**TO DO:**
Write out the entries again exactly as they are given.

::: GIVEN RECORDS

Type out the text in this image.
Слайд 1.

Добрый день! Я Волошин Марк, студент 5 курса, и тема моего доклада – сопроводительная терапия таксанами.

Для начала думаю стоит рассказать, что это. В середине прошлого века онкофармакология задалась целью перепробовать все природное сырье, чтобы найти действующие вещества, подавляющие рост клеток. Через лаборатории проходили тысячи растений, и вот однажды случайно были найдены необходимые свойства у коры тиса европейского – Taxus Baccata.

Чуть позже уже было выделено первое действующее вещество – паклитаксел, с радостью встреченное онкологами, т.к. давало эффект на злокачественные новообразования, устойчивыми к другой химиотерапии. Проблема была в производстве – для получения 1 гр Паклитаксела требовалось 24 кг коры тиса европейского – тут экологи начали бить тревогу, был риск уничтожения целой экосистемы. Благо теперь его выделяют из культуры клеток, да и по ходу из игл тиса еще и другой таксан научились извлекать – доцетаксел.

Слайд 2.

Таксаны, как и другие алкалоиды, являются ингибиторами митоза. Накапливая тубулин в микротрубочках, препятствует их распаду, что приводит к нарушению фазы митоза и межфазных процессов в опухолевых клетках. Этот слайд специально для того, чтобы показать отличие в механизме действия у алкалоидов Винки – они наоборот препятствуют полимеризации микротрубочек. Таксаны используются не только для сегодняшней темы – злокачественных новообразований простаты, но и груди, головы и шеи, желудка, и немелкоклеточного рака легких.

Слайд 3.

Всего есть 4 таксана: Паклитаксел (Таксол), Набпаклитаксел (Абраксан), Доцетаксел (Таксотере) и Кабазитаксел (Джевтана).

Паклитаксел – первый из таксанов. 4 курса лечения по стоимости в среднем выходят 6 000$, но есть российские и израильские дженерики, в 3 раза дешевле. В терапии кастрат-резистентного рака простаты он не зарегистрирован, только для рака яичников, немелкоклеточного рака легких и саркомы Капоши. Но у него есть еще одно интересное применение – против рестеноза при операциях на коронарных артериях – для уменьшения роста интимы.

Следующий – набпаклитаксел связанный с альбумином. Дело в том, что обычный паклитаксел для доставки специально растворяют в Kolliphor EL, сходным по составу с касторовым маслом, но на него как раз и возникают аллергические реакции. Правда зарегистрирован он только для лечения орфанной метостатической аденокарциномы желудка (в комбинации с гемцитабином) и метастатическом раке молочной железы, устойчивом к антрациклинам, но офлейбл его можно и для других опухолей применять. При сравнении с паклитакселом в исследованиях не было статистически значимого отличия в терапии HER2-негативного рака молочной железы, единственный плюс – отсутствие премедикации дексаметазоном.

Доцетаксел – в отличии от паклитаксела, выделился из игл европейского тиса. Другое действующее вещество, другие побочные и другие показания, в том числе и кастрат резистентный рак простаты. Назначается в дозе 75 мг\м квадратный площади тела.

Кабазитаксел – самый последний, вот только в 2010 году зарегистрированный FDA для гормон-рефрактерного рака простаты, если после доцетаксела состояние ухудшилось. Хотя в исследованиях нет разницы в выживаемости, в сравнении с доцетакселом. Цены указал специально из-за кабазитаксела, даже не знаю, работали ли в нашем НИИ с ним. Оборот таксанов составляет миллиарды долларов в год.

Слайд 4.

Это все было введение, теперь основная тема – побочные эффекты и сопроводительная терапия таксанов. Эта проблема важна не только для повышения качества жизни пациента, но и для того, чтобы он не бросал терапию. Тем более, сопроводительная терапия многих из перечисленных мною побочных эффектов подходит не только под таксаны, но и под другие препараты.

::::::

**PROBLEM SOLUTION:**
Type out the text in this image.
Слайд 1.

Добрый день! Я Волошин Марк, студент 5 курса, и тема моего доклада – сопроводительная терапия таксанами.

Для начала думаю стоит рассказать, что это. В середине прошлого века онкофармакология задалась целью перепробовать все природное сырье, чтобы найти действующие вещества, подавляющие рост клеток. Через лаборатории проходили тысячи растений, и вот однажды случайно были найдены необходимые свойства у коры тиса европейского – Taxus Baccata.

Чуть позже уже было выделено первое действующее вещество – паклитаксел, с радостью встреченное онкологами, т.к. давало эффект на злокачественные новообразования, устойчивыми к другой химиотерапии. Проблема была в производстве – для получения 1 гр Паклитаксела требовалось 24 кг коры тиса европейского – тут экологи начали бить тревогу, был риск уничтожения целой экосистемы. Благо теперь его выделяют из культуры клеток, да и по ходу из игл тиса еще и другой таксан научились извлекать – доцетаксел.

Слайд 2.

Таксаны, как и другие алкалоиды, являются ингибиторами митоза. Накапливая тубулин в микротрубочках, препятствует их распаду, что приводит к нарушению фазы митоза и межфазных процессов в опухолевых клетках. Этот слайд специально для того, чтобы показать отличие в механизме действия у алкалоидов Винки – они наоборот препятствуют полимеризации микротрубочек. Таксаны используются не только для сегодняшней темы – злокачественных новообразований простаты, но и груди, головы и шеи, желудка, и немелкоклеточного рака легких.

Слайд 3.

Всего есть 4 таксана: Паклитаксел (Таксол), Набпаклитаксел (Абраксан), Доцетаксел (Таксотере) и Кабазитаксел (Джевтана).

Паклитаксел – первый из таксанов. 4 курса лечения по стоимости в среднем выходят 6 000$, но есть российские и израильские дженерики, в 3 раза дешевле. В терапии кастрат-резистентного рака простаты он не зарегистрирован, только для рака яичников, немелкоклеточного рака легких и саркомы Капоши. Но у него есть еще одно интересное применение – против рестеноза при операциях на коронарных артериях – для уменьшения роста интимы.

Следующий – набпаклитаксел связанный с альбумином. Дело в том, что обычный паклитаксел для доставки специально растворяют в Kolliphor EL, сходным по составу с касторовым маслом, но на него как раз и возникают аллергические реакции. Правда зарегистрирован он только для лечения орфанной метостатической аденокарциномы желудка (в комбинации с гемцитабином) и метастатическом раке молочной железы, устойчивом к антрациклинам, но офлейбл его можно и для других опухолей применять. При сравнении с паклитакселом в исследованиях не было статистически значимого отличия в терапии HER2-негативного рака молочной железы, единственный плюс – отсутствие премедикации дексаметазоном.

Доцетаксел – в отличии от паклитаксела, выделился из игл европейского тиса. Другое действующее вещество, другие побочные и другие показания, в том числе и кастрат резистентный рак простаты. Назначается в дозе 75 мг\м квадратный площади тела.

Кабазитаксел – самый последний, вот только в 2010 году зарегистрированный FDA для гормон-рефрактерного рака простаты, если после доцетаксела состояние ухудшилось. Хотя в исследованиях нет разницы в выживаемости, в сравнении с доцетакселом. Цены указал специально из-за кабазитаксела, даже не знаю, работали ли в нашем НИИ с ним. Оборот таксанов составляет миллиарды долларов в год.

Слайд 4.

Это все было введение, теперь основная тема – побочные эффекты и сопроводительная терапия таксанов. Эта проблема важна не только для повышения качества жизни пациента, но и для того, чтобы он не бросал терапию. Тем более, сопроводительная терапия многих из перечисленных мною побочных эффектов подходит не только под таксаны, но и под другие препараты.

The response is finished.